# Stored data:
-- START --

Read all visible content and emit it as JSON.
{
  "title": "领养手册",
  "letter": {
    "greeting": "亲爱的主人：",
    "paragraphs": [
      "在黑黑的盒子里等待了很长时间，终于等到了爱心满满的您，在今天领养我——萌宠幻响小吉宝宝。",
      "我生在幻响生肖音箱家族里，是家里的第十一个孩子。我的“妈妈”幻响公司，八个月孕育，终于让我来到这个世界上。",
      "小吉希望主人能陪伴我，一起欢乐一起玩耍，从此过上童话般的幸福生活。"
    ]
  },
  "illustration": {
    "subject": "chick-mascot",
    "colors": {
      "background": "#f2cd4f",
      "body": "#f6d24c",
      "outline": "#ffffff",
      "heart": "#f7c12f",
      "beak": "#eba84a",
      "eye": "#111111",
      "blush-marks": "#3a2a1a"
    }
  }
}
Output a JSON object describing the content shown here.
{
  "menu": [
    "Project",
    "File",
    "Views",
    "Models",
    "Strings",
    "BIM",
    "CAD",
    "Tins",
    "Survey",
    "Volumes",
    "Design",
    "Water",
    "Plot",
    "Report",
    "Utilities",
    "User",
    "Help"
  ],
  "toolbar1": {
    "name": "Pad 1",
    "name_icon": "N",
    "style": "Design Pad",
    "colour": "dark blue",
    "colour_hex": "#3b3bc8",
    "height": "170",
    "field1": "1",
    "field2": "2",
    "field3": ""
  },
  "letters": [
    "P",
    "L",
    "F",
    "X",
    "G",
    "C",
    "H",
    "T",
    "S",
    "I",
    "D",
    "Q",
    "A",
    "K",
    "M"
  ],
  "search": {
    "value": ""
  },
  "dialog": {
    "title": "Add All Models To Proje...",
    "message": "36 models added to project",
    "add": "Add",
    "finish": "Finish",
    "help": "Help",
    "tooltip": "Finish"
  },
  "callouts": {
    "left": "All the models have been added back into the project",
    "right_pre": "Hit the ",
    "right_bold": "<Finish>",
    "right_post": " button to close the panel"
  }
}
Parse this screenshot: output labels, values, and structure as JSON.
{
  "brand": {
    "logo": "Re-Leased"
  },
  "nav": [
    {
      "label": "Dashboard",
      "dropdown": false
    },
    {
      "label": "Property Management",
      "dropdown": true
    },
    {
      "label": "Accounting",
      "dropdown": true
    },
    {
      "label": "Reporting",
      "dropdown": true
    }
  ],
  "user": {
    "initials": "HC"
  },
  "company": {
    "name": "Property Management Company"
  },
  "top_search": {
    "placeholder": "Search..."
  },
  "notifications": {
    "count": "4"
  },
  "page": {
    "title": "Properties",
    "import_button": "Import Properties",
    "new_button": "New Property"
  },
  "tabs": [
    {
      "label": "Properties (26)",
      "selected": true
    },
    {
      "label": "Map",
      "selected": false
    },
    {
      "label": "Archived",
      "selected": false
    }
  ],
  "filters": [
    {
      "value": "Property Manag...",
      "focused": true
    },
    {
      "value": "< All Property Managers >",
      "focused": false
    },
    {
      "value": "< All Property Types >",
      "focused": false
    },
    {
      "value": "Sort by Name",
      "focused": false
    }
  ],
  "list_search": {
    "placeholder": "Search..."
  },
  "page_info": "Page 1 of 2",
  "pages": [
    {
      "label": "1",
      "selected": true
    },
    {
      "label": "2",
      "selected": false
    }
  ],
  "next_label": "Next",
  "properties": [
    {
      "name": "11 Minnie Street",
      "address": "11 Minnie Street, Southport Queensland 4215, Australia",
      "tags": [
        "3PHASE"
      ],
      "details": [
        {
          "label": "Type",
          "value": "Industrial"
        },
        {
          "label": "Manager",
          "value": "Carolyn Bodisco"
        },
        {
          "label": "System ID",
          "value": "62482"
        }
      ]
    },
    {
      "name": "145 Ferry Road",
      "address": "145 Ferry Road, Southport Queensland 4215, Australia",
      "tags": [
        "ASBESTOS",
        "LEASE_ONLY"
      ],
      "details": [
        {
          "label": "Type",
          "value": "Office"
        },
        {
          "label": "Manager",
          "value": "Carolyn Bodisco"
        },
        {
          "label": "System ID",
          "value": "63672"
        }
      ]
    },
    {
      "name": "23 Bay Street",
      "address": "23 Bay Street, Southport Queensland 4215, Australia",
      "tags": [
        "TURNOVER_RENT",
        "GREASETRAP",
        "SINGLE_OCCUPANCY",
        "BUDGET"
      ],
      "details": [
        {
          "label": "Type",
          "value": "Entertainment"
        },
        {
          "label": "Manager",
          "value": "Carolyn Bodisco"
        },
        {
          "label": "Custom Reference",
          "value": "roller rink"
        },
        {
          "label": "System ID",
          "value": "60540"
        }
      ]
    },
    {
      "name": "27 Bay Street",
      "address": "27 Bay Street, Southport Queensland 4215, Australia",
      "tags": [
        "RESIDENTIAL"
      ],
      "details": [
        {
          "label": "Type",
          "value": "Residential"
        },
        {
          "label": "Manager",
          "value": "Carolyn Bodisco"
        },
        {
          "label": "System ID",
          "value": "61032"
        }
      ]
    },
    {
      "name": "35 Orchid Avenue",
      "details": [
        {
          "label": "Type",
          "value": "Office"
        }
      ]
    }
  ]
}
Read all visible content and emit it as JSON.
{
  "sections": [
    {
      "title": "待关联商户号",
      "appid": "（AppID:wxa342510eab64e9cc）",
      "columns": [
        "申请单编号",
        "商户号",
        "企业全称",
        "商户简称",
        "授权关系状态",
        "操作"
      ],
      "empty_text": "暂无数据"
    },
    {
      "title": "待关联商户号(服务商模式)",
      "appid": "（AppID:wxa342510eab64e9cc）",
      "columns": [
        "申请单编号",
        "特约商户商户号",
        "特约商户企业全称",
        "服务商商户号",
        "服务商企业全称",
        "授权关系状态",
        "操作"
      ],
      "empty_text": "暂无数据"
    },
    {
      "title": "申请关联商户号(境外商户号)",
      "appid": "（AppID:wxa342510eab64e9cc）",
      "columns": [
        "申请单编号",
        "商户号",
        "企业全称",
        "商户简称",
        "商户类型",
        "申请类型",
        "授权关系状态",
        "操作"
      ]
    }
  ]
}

-- END --

# INSTRUCTIONS TO FOLLOW:
Go through the data and return every record exactly.

# EXERCISE RESULT:
Read all visible content and emit it as JSON.
{
  "title": "领养手册",
  "letter": {
    "greeting": "亲爱的主人：",
    "paragraphs": [
      "在黑黑的盒子里等待了很长时间，终于等到了爱心满满的您，在今天领养我——萌宠幻响小吉宝宝。",
      "我生在幻响生肖音箱家族里，是家里的第十一个孩子。我的“妈妈”幻响公司，八个月孕育，终于让我来到这个世界上。",
      "小吉希望主人能陪伴我，一起欢乐一起玩耍，从此过上童话般的幸福生活。"
    ]
  },
  "illustration": {
    "subject": "chick-mascot",
    "colors": {
      "background": "#f2cd4f",
      "body": "#f6d24c",
      "outline": "#ffffff",
      "heart": "#f7c12f",
      "beak": "#eba84a",
      "eye": "#111111",
      "blush-marks": "#3a2a1a"
    }
  }
}
Output a JSON object describing the content shown here.
{
  "menu": [
    "Project",
    "File",
    "Views",
    "Models",
    "Strings",
    "BIM",
    "CAD",
    "Tins",
    "Survey",
    "Volumes",
    "Design",
    "Water",
    "Plot",
    "Report",
    "Utilities",
    "User",
    "Help"
  ],
  "toolbar1": {
    "name": "Pad 1",
    "name_icon": "N",
    "style": "Design Pad",
    "colour": "dark blue",
    "colour_hex": "#3b3bc8",
    "height": "170",
    "field1": "1",
    "field2": "2",
    "field3": ""
  },
  "letters": [
    "P",
    "L",
    "F",
    "X",
    "G",
    "C",
    "H",
    "T",
    "S",
    "I",
    "D",
    "Q",
    "A",
    "K",
    "M"
  ],
  "search": {
    "value": ""
  },
  "dialog": {
    "title": "Add All Models To Proje...",
    "message": "36 models added to project",
    "add": "Add",
    "finish": "Finish",
    "help": "Help",
    "tooltip": "Finish"
  },
  "callouts": {
    "left": "All the models have been added back into the project",
    "right_pre": "Hit the ",
    "right_bold": "<Finish>",
    "right_post": " button to close the panel"
  }
}
Parse this screenshot: output labels, values, and structure as JSON.
{
  "brand": {
    "logo": "Re-Leased"
  },
  "nav": [
    {
      "label": "Dashboard",
      "dropdown": false
    },
    {
      "label": "Property Management",
      "dropdown": true
    },
    {
      "label": "Accounting",
      "dropdown": true
    },
    {
      "label": "Reporting",
      "dropdown": true
    }
  ],
  "user": {
    "initials": "HC"
  },
  "company": {
    "name": "Property Management Company"
  },
  "top_search": {
    "placeholder": "Search..."
  },
  "notifications": {
    "count": "4"
  },
  "page": {
    "title": "Properties",
    "import_button": "Import Properties",
    "new_button": "New Property"
  },
  "tabs": [
    {
      "label": "Properties (26)",
      "selected": true
    },
    {
      "label": "Map",
      "selected": false
    },
    {
      "label": "Archived",
      "selected": false
    }
  ],
  "filters": [
    {
      "value": "Property Manag...",
      "focused": true
    },
    {
      "value": "< All Property Managers >",
      "focused": false
    },
    {
      "value": "< All Property Types >",
      "focused": false
    },
    {
      "value": "Sort by Name",
      "focused": false
    }
  ],
  "list_search": {
    "placeholder": "Search..."
  },
  "page_info": "Page 1 of 2",
  "pages": [
    {
      "label": "1",
      "selected": true
    },
    {
      "label": "2",
      "selected": false
    }
  ],
  "next_label": "Next",
  "properties": [
    {
      "name": "11 Minnie Street",
      "address": "11 Minnie Street, Southport Queensland 4215, Australia",
      "tags": [
        "3PHASE"
      ],
      "details": [
        {
          "label": "Type",
          "value": "Industrial"
        },
        {
          "label": "Manager",
          "value": "Carolyn Bodisco"
        },
        {
          "label": "System ID",
          "value": "62482"
        }
      ]
    },
    {
      "name": "145 Ferry Road",
      "address": "145 Ferry Road, Southport Queensland 4215, Australia",
      "tags": [
        "ASBESTOS",
        "LEASE_ONLY"
      ],
      "details": [
        {
          "label": "Type",
          "value": "Office"
        },
        {
          "label": "Manager",
          "value": "Carolyn Bodisco"
        },
        {
          "label": "System ID",
          "value": "63672"
        }
      ]
    },
    {
      "name": "23 Bay Street",
      "address": "23 Bay Street, Southport Queensland 4215, Australia",
      "tags": [
        "TURNOVER_RENT",
        "GREASETRAP",
        "SINGLE_OCCUPANCY",
        "BUDGET"
      ],
      "details": [
        {
          "label": "Type",
          "value": "Entertainment"
        },
        {
          "label": "Manager",
          "value": "Carolyn Bodisco"
        },
        {
          "label": "Custom Reference",
          "value": "roller rink"
        },
        {
          "label": "System ID",
          "value": "60540"
        }
      ]
    },
    {
      "name": "27 Bay Street",
      "address": "27 Bay Street, Southport Queensland 4215, Australia",
      "tags": [
        "RESIDENTIAL"
      ],
      "details": [
        {
          "label": "Type",
          "value": "Residential"
        },
        {
          "label": "Manager",
          "value": "Carolyn Bodisco"
        },
        {
          "label": "System ID",
          "value": "61032"
        }
      ]
    },
    {
      "name": "35 Orchid Avenue",
      "details": [
        {
          "label": "Type",
          "value": "Office"
        }
      ]
    }
  ]
}
Read all visible content and emit it as JSON.
{
  "sections": [
    {
      "title": "待关联商户号",
      "appid": "（AppID:wxa342510eab64e9cc）",
      "columns": [
        "申请单编号",
        "商户号",
        "企业全称",
        "商户简称",
        "授权关系状态",
        "操作"
      ],
      "empty_text": "暂无数据"
    },
    {
      "title": "待关联商户号(服务商模式)",
      "appid": "（AppID:wxa342510eab64e9cc）",
      "columns": [
        "申请单编号",
        "特约商户商户号",
        "特约商户企业全称",
        "服务商商户号",
        "服务商企业全称",
        "授权关系状态",
        "操作"
      ],
      "empty_text": "暂无数据"
    },
    {
      "title": "申请关联商户号(境外商户号)",
      "appid": "（AppID:wxa342510eab64e9cc）",
      "columns": [
        "申请单编号",
        "商户号",
        "企业全称",
        "商户简称",
        "商户类型",
        "申请类型",
        "授权关系状态",
        "操作"
      ]
    }
  ]
}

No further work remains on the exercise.